Exercise description: Quote the records that follow in full, leaving the pictures out.

Extracted information:
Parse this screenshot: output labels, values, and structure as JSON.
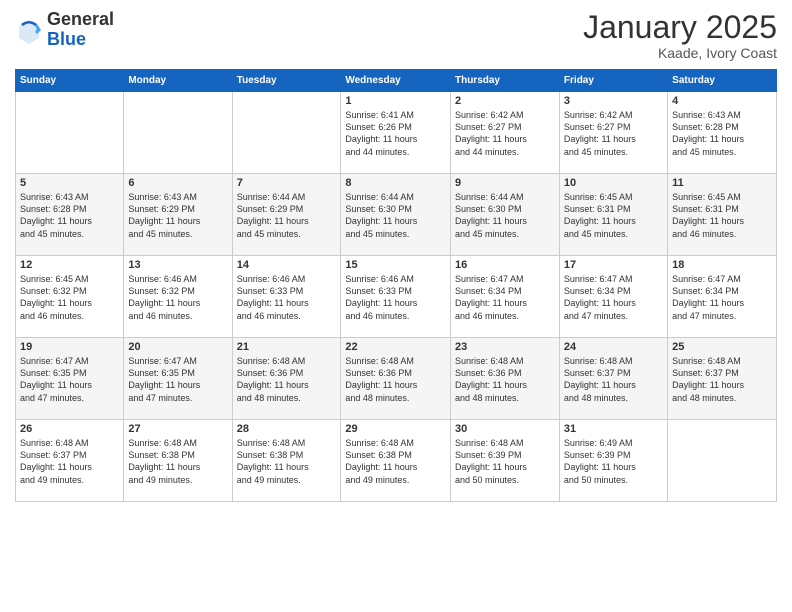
{
  "header": {
    "logo_general": "General",
    "logo_blue": "Blue",
    "month_title": "January 2025",
    "location": "Kaade, Ivory Coast"
  },
  "weekdays": [
    "Sunday",
    "Monday",
    "Tuesday",
    "Wednesday",
    "Thursday",
    "Friday",
    "Saturday"
  ],
  "weeks": [
    [
      {
        "day": "",
        "info": ""
      },
      {
        "day": "",
        "info": ""
      },
      {
        "day": "",
        "info": ""
      },
      {
        "day": "1",
        "info": "Sunrise: 6:41 AM\nSunset: 6:26 PM\nDaylight: 11 hours\nand 44 minutes."
      },
      {
        "day": "2",
        "info": "Sunrise: 6:42 AM\nSunset: 6:27 PM\nDaylight: 11 hours\nand 44 minutes."
      },
      {
        "day": "3",
        "info": "Sunrise: 6:42 AM\nSunset: 6:27 PM\nDaylight: 11 hours\nand 45 minutes."
      },
      {
        "day": "4",
        "info": "Sunrise: 6:43 AM\nSunset: 6:28 PM\nDaylight: 11 hours\nand 45 minutes."
      }
    ],
    [
      {
        "day": "5",
        "info": "Sunrise: 6:43 AM\nSunset: 6:28 PM\nDaylight: 11 hours\nand 45 minutes."
      },
      {
        "day": "6",
        "info": "Sunrise: 6:43 AM\nSunset: 6:29 PM\nDaylight: 11 hours\nand 45 minutes."
      },
      {
        "day": "7",
        "info": "Sunrise: 6:44 AM\nSunset: 6:29 PM\nDaylight: 11 hours\nand 45 minutes."
      },
      {
        "day": "8",
        "info": "Sunrise: 6:44 AM\nSunset: 6:30 PM\nDaylight: 11 hours\nand 45 minutes."
      },
      {
        "day": "9",
        "info": "Sunrise: 6:44 AM\nSunset: 6:30 PM\nDaylight: 11 hours\nand 45 minutes."
      },
      {
        "day": "10",
        "info": "Sunrise: 6:45 AM\nSunset: 6:31 PM\nDaylight: 11 hours\nand 45 minutes."
      },
      {
        "day": "11",
        "info": "Sunrise: 6:45 AM\nSunset: 6:31 PM\nDaylight: 11 hours\nand 46 minutes."
      }
    ],
    [
      {
        "day": "12",
        "info": "Sunrise: 6:45 AM\nSunset: 6:32 PM\nDaylight: 11 hours\nand 46 minutes."
      },
      {
        "day": "13",
        "info": "Sunrise: 6:46 AM\nSunset: 6:32 PM\nDaylight: 11 hours\nand 46 minutes."
      },
      {
        "day": "14",
        "info": "Sunrise: 6:46 AM\nSunset: 6:33 PM\nDaylight: 11 hours\nand 46 minutes."
      },
      {
        "day": "15",
        "info": "Sunrise: 6:46 AM\nSunset: 6:33 PM\nDaylight: 11 hours\nand 46 minutes."
      },
      {
        "day": "16",
        "info": "Sunrise: 6:47 AM\nSunset: 6:34 PM\nDaylight: 11 hours\nand 46 minutes."
      },
      {
        "day": "17",
        "info": "Sunrise: 6:47 AM\nSunset: 6:34 PM\nDaylight: 11 hours\nand 47 minutes."
      },
      {
        "day": "18",
        "info": "Sunrise: 6:47 AM\nSunset: 6:34 PM\nDaylight: 11 hours\nand 47 minutes."
      }
    ],
    [
      {
        "day": "19",
        "info": "Sunrise: 6:47 AM\nSunset: 6:35 PM\nDaylight: 11 hours\nand 47 minutes."
      },
      {
        "day": "20",
        "info": "Sunrise: 6:47 AM\nSunset: 6:35 PM\nDaylight: 11 hours\nand 47 minutes."
      },
      {
        "day": "21",
        "info": "Sunrise: 6:48 AM\nSunset: 6:36 PM\nDaylight: 11 hours\nand 48 minutes."
      },
      {
        "day": "22",
        "info": "Sunrise: 6:48 AM\nSunset: 6:36 PM\nDaylight: 11 hours\nand 48 minutes."
      },
      {
        "day": "23",
        "info": "Sunrise: 6:48 AM\nSunset: 6:36 PM\nDaylight: 11 hours\nand 48 minutes."
      },
      {
        "day": "24",
        "info": "Sunrise: 6:48 AM\nSunset: 6:37 PM\nDaylight: 11 hours\nand 48 minutes."
      },
      {
        "day": "25",
        "info": "Sunrise: 6:48 AM\nSunset: 6:37 PM\nDaylight: 11 hours\nand 48 minutes."
      }
    ],
    [
      {
        "day": "26",
        "info": "Sunrise: 6:48 AM\nSunset: 6:37 PM\nDaylight: 11 hours\nand 49 minutes."
      },
      {
        "day": "27",
        "info": "Sunrise: 6:48 AM\nSunset: 6:38 PM\nDaylight: 11 hours\nand 49 minutes."
      },
      {
        "day": "28",
        "info": "Sunrise: 6:48 AM\nSunset: 6:38 PM\nDaylight: 11 hours\nand 49 minutes."
      },
      {
        "day": "29",
        "info": "Sunrise: 6:48 AM\nSunset: 6:38 PM\nDaylight: 11 hours\nand 49 minutes."
      },
      {
        "day": "30",
        "info": "Sunrise: 6:48 AM\nSunset: 6:39 PM\nDaylight: 11 hours\nand 50 minutes."
      },
      {
        "day": "31",
        "info": "Sunrise: 6:49 AM\nSunset: 6:39 PM\nDaylight: 11 hours\nand 50 minutes."
      },
      {
        "day": "",
        "info": ""
      }
    ]
  ]
}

Result for this exercise:
Parse this screenshot: output labels, values, and structure as JSON.
{
  "header": {
    "logo_general": "General",
    "logo_blue": "Blue",
    "month_title": "January 2025",
    "location": "Kaade, Ivory Coast"
  },
  "weekdays": [
    "Sunday",
    "Monday",
    "Tuesday",
    "Wednesday",
    "Thursday",
    "Friday",
    "Saturday"
  ],
  "weeks": [
    [
      {
        "day": "",
        "info": ""
      },
      {
        "day": "",
        "info": ""
      },
      {
        "day": "",
        "info": ""
      },
      {
        "day": "1",
        "info": "Sunrise: 6:41 AM\nSunset: 6:26 PM\nDaylight: 11 hours\nand 44 minutes."
      },
      {
        "day": "2",
        "info": "Sunrise: 6:42 AM\nSunset: 6:27 PM\nDaylight: 11 hours\nand 44 minutes."
      },
      {
        "day": "3",
        "info": "Sunrise: 6:42 AM\nSunset: 6:27 PM\nDaylight: 11 hours\nand 45 minutes."
      },
      {
        "day": "4",
        "info": "Sunrise: 6:43 AM\nSunset: 6:28 PM\nDaylight: 11 hours\nand 45 minutes."
      }
    ],
    [
      {
        "day": "5",
        "info": "Sunrise: 6:43 AM\nSunset: 6:28 PM\nDaylight: 11 hours\nand 45 minutes."
      },
      {
        "day": "6",
        "info": "Sunrise: 6:43 AM\nSunset: 6:29 PM\nDaylight: 11 hours\nand 45 minutes."
      },
      {
        "day": "7",
        "info": "Sunrise: 6:44 AM\nSunset: 6:29 PM\nDaylight: 11 hours\nand 45 minutes."
      },
      {
        "day": "8",
        "info": "Sunrise: 6:44 AM\nSunset: 6:30 PM\nDaylight: 11 hours\nand 45 minutes."
      },
      {
        "day": "9",
        "info": "Sunrise: 6:44 AM\nSunset: 6:30 PM\nDaylight: 11 hours\nand 45 minutes."
      },
      {
        "day": "10",
        "info": "Sunrise: 6:45 AM\nSunset: 6:31 PM\nDaylight: 11 hours\nand 45 minutes."
      },
      {
        "day": "11",
        "info": "Sunrise: 6:45 AM\nSunset: 6:31 PM\nDaylight: 11 hours\nand 46 minutes."
      }
    ],
    [
      {
        "day": "12",
        "info": "Sunrise: 6:45 AM\nSunset: 6:32 PM\nDaylight: 11 hours\nand 46 minutes."
      },
      {
        "day": "13",
        "info": "Sunrise: 6:46 AM\nSunset: 6:32 PM\nDaylight: 11 hours\nand 46 minutes."
      },
      {
        "day": "14",
        "info": "Sunrise: 6:46 AM\nSunset: 6:33 PM\nDaylight: 11 hours\nand 46 minutes."
      },
      {
        "day": "15",
        "info": "Sunrise: 6:46 AM\nSunset: 6:33 PM\nDaylight: 11 hours\nand 46 minutes."
      },
      {
        "day": "16",
        "info": "Sunrise: 6:47 AM\nSunset: 6:34 PM\nDaylight: 11 hours\nand 46 minutes."
      },
      {
        "day": "17",
        "info": "Sunrise: 6:47 AM\nSunset: 6:34 PM\nDaylight: 11 hours\nand 47 minutes."
      },
      {
        "day": "18",
        "info": "Sunrise: 6:47 AM\nSunset: 6:34 PM\nDaylight: 11 hours\nand 47 minutes."
      }
    ],
    [
      {
        "day": "19",
        "info": "Sunrise: 6:47 AM\nSunset: 6:35 PM\nDaylight: 11 hours\nand 47 minutes."
      },
      {
        "day": "20",
        "info": "Sunrise: 6:47 AM\nSunset: 6:35 PM\nDaylight: 11 hours\nand 47 minutes."
      },
      {
        "day": "21",
        "info": "Sunrise: 6:48 AM\nSunset: 6:36 PM\nDaylight: 11 hours\nand 48 minutes."
      },
      {
        "day": "22",
        "info": "Sunrise: 6:48 AM\nSunset: 6:36 PM\nDaylight: 11 hours\nand 48 minutes."
      },
      {
        "day": "23",
        "info": "Sunrise: 6:48 AM\nSunset: 6:36 PM\nDaylight: 11 hours\nand 48 minutes."
      },
      {
        "day": "24",
        "info": "Sunrise: 6:48 AM\nSunset: 6:37 PM\nDaylight: 11 hours\nand 48 minutes."
      },
      {
        "day": "25",
        "info": "Sunrise: 6:48 AM\nSunset: 6:37 PM\nDaylight: 11 hours\nand 48 minutes."
      }
    ],
    [
      {
        "day": "26",
        "info": "Sunrise: 6:48 AM\nSunset: 6:37 PM\nDaylight: 11 hours\nand 49 minutes."
      },
      {
        "day": "27",
        "info": "Sunrise: 6:48 AM\nSunset: 6:38 PM\nDaylight: 11 hours\nand 49 minutes."
      },
      {
        "day": "28",
        "info": "Sunrise: 6:48 AM\nSunset: 6:38 PM\nDaylight: 11 hours\nand 49 minutes."
      },
      {
        "day": "29",
        "info": "Sunrise: 6:48 AM\nSunset: 6:38 PM\nDaylight: 11 hours\nand 49 minutes."
      },
      {
        "day": "30",
        "info": "Sunrise: 6:48 AM\nSunset: 6:39 PM\nDaylight: 11 hours\nand 50 minutes."
      },
      {
        "day": "31",
        "info": "Sunrise: 6:49 AM\nSunset: 6:39 PM\nDaylight: 11 hours\nand 50 minutes."
      },
      {
        "day": "",
        "info": ""
      }
    ]
  ]
}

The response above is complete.